#### Written instruction:
Print each of the rows below word for word, keeping every character unchanged.

-- START --

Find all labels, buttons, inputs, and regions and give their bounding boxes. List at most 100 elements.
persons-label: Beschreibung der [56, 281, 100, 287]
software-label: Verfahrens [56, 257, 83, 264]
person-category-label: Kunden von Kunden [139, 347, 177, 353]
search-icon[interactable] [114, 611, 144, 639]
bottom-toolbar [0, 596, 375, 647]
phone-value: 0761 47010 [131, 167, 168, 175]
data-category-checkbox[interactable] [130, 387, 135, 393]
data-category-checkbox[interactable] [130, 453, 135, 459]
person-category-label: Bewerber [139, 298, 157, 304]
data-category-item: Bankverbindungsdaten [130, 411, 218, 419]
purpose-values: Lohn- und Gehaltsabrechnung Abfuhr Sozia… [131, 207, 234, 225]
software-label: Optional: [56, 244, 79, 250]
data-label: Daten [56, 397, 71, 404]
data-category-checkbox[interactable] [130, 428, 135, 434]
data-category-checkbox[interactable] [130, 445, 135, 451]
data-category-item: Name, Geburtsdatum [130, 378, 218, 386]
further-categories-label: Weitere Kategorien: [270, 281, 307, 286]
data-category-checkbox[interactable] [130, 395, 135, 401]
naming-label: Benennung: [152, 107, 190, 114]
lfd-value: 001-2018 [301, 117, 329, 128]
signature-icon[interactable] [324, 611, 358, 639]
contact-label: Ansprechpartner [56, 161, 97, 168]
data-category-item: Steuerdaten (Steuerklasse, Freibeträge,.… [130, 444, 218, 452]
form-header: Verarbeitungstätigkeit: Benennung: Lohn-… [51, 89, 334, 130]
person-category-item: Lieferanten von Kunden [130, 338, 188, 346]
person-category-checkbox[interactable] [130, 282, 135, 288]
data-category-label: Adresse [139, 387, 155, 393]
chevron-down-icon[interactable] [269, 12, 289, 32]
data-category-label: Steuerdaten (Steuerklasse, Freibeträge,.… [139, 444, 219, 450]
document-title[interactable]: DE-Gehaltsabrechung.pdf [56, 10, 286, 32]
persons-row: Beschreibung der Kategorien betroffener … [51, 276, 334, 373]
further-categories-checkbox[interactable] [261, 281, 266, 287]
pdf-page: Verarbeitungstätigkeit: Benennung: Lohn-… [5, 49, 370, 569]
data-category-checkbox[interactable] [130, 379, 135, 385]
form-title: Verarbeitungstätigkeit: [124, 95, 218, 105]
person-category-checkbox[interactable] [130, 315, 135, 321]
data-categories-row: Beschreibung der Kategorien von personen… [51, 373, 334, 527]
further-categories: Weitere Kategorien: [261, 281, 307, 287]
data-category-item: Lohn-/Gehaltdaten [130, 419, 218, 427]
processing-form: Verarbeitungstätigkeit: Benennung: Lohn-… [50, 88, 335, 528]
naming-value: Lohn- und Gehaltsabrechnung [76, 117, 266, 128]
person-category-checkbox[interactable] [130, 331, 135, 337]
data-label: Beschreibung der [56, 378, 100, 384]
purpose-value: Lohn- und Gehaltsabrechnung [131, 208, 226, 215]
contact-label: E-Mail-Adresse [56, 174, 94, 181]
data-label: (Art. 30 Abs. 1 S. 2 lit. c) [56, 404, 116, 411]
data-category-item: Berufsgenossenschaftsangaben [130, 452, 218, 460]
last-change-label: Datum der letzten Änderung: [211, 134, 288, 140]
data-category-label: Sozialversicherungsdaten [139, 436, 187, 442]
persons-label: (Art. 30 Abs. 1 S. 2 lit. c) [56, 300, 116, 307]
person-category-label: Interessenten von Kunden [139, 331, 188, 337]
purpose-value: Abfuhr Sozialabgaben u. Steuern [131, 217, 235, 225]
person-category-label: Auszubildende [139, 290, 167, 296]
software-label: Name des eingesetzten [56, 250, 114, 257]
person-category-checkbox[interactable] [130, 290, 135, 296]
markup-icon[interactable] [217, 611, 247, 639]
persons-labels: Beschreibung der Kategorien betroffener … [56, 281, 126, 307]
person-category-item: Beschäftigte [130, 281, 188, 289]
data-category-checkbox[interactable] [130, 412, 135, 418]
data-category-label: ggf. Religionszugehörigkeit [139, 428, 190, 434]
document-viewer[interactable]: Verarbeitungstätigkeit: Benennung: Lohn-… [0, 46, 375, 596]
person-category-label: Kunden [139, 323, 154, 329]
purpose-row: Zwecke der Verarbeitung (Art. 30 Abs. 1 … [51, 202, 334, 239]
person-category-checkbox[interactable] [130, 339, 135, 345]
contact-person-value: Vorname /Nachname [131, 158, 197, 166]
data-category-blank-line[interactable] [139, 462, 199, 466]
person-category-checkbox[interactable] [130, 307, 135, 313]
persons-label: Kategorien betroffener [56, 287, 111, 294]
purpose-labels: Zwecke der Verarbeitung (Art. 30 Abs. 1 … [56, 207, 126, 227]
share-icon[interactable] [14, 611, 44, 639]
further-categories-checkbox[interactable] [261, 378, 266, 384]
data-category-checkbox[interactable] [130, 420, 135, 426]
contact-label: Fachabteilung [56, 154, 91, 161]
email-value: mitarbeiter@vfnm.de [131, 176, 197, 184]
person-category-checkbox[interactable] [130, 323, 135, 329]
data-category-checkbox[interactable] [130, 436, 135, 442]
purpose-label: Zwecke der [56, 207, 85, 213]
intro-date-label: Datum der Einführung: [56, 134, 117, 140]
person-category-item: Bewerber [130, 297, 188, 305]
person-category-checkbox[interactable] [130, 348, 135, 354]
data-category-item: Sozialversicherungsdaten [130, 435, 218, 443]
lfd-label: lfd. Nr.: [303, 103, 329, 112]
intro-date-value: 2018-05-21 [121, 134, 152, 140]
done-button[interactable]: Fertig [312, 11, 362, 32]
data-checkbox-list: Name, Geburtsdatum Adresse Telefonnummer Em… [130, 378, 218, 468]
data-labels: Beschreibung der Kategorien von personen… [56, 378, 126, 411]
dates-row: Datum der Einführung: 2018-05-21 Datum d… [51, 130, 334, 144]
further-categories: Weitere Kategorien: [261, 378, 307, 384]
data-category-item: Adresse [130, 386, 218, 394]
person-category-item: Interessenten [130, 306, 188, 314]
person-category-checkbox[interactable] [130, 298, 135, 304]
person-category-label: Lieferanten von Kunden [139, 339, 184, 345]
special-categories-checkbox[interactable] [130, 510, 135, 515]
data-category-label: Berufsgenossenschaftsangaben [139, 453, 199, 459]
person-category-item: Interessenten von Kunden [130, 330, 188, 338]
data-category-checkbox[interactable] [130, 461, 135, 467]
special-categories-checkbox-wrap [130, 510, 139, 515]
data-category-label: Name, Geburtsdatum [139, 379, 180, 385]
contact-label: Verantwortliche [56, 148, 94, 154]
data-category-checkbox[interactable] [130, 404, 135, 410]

-- END --

#### Task output:
Find all labels, buttons, inputs, and regions and give their bounding boxes. List at most 100 elements.
persons-label: Beschreibung der [56, 281, 100, 287]
software-label: Verfahrens [56, 257, 83, 264]
person-category-label: Kunden von Kunden [139, 347, 177, 353]
search-icon[interactable] [114, 611, 144, 639]
bottom-toolbar [0, 596, 375, 647]
phone-value: 0761 47010 [131, 167, 168, 175]
data-category-checkbox[interactable] [130, 387, 135, 393]
data-category-checkbox[interactable] [130, 453, 135, 459]
person-category-label: Bewerber [139, 298, 157, 304]
data-category-item: Bankverbindungsdaten [130, 411, 218, 419]
purpose-values: Lohn- und Gehaltsabrechnung Abfuhr Sozia… [131, 207, 234, 225]
software-label: Optional: [56, 244, 79, 250]
data-label: Daten [56, 397, 71, 404]
data-category-checkbox[interactable] [130, 428, 135, 434]
data-category-checkbox[interactable] [130, 445, 135, 451]
data-category-item: Name, Geburtsdatum [130, 378, 218, 386]
further-categories-label: Weitere Kategorien: [270, 281, 307, 286]
data-category-checkbox[interactable] [130, 395, 135, 401]
naming-label: Benennung: [152, 107, 190, 114]
lfd-value: 001-2018 [301, 117, 329, 128]
signature-icon[interactable] [324, 611, 358, 639]
contact-label: Ansprechpartner [56, 161, 97, 168]
data-category-item: Steuerdaten (Steuerklasse, Freibeträge,.… [130, 444, 218, 452]
form-header: Verarbeitungstätigkeit: Benennung: Lohn-… [51, 89, 334, 130]
person-category-item: Lieferanten von Kunden [130, 338, 188, 346]
person-category-checkbox[interactable] [130, 282, 135, 288]
data-category-label: Adresse [139, 387, 155, 393]
chevron-down-icon[interactable] [269, 12, 289, 32]
data-category-label: Steuerdaten (Steuerklasse, Freibeträge,.… [139, 444, 219, 450]
document-title[interactable]: DE-Gehaltsabrechung.pdf [56, 10, 286, 32]
persons-row: Beschreibung der Kategorien betroffener … [51, 276, 334, 373]
further-categories-checkbox[interactable] [261, 281, 266, 287]
pdf-page: Verarbeitungstätigkeit: Benennung: Lohn-… [5, 49, 370, 569]
data-category-checkbox[interactable] [130, 379, 135, 385]
form-title: Verarbeitungstätigkeit: [124, 95, 218, 105]
person-category-checkbox[interactable] [130, 315, 135, 321]
data-categories-row: Beschreibung der Kategorien von personen… [51, 373, 334, 527]
further-categories: Weitere Kategorien: [261, 281, 307, 287]
data-category-item: Lohn-/Gehaltdaten [130, 419, 218, 427]
processing-form: Verarbeitungstätigkeit: Benennung: Lohn-… [50, 88, 335, 528]
naming-value: Lohn- und Gehaltsabrechnung [76, 117, 266, 128]
person-category-checkbox[interactable] [130, 331, 135, 337]
data-label: Beschreibung der [56, 378, 100, 384]
purpose-value: Lohn- und Gehaltsabrechnung [131, 208, 226, 215]
contact-label: E-Mail-Adresse [56, 174, 94, 181]
data-label: (Art. 30 Abs. 1 S. 2 lit. c) [56, 404, 116, 411]
data-category-item: Berufsgenossenschaftsangaben [130, 452, 218, 460]
last-change-label: Datum der letzten Änderung: [211, 134, 288, 140]
data-category-label: Sozialversicherungsdaten [139, 436, 187, 442]
persons-label: (Art. 30 Abs. 1 S. 2 lit. c) [56, 300, 116, 307]
person-category-label: Interessenten von Kunden [139, 331, 188, 337]
purpose-value: Abfuhr Sozialabgaben u. Steuern [131, 217, 235, 225]
person-category-label: Auszubildende [139, 290, 167, 296]
software-label: Name des eingesetzten [56, 250, 114, 257]
person-category-checkbox[interactable] [130, 290, 135, 296]
markup-icon[interactable] [217, 611, 247, 639]
persons-labels: Beschreibung der Kategorien betroffener … [56, 281, 126, 307]
person-category-item: Beschäftigte [130, 281, 188, 289]
data-category-checkbox[interactable] [130, 412, 135, 418]
data-category-label: ggf. Religionszugehörigkeit [139, 428, 190, 434]
document-viewer[interactable]: Verarbeitungstätigkeit: Benennung: Lohn-… [0, 46, 375, 596]
person-category-label: Kunden [139, 323, 154, 329]
purpose-row: Zwecke der Verarbeitung (Art. 30 Abs. 1 … [51, 202, 334, 239]
person-category-checkbox[interactable] [130, 339, 135, 345]
contact-person-value: Vorname /Nachname [131, 158, 197, 166]
data-category-blank-line[interactable] [139, 462, 199, 466]
person-category-checkbox[interactable] [130, 307, 135, 313]
persons-label: Kategorien betroffener [56, 287, 111, 294]
purpose-labels: Zwecke der Verarbeitung (Art. 30 Abs. 1 … [56, 207, 126, 227]
share-icon[interactable] [14, 611, 44, 639]
further-categories-checkbox[interactable] [261, 378, 266, 384]
data-category-checkbox[interactable] [130, 420, 135, 426]
contact-label: Fachabteilung [56, 154, 91, 161]
email-value: mitarbeiter@vfnm.de [131, 176, 197, 184]
person-category-checkbox[interactable] [130, 323, 135, 329]
data-category-checkbox[interactable] [130, 436, 135, 442]
purpose-label: Zwecke der [56, 207, 85, 213]
intro-date-label: Datum der Einführung: [56, 134, 117, 140]
person-category-item: Bewerber [130, 297, 188, 305]
person-category-checkbox[interactable] [130, 348, 135, 354]
data-category-item: Sozialversicherungsdaten [130, 435, 218, 443]
lfd-label: lfd. Nr.: [303, 103, 329, 112]
intro-date-value: 2018-05-21 [121, 134, 152, 140]
done-button[interactable]: Fertig [312, 11, 362, 32]
data-checkbox-list: Name, Geburtsdatum Adresse Telefonnummer Em… [130, 378, 218, 468]
data-labels: Beschreibung der Kategorien von personen… [56, 378, 126, 411]
dates-row: Datum der Einführung: 2018-05-21 Datum d… [51, 130, 334, 144]
further-categories: Weitere Kategorien: [261, 378, 307, 384]
data-category-item: Adresse [130, 386, 218, 394]
person-category-item: Interessenten [130, 306, 188, 314]
person-category-checkbox[interactable] [130, 298, 135, 304]
person-category-label: Lieferanten von Kunden [139, 339, 184, 345]
special-categories-checkbox[interactable] [130, 510, 135, 515]
data-category-label: Berufsgenossenschaftsangaben [139, 453, 199, 459]
person-category-item: Interessenten von Kunden [130, 330, 188, 338]
data-category-checkbox[interactable] [130, 461, 135, 467]
special-categories-checkbox-wrap [130, 510, 139, 515]
data-category-label: Name, Geburtsdatum [139, 379, 180, 385]
contact-label: Verantwortliche [56, 148, 94, 154]
data-category-checkbox[interactable] [130, 404, 135, 410]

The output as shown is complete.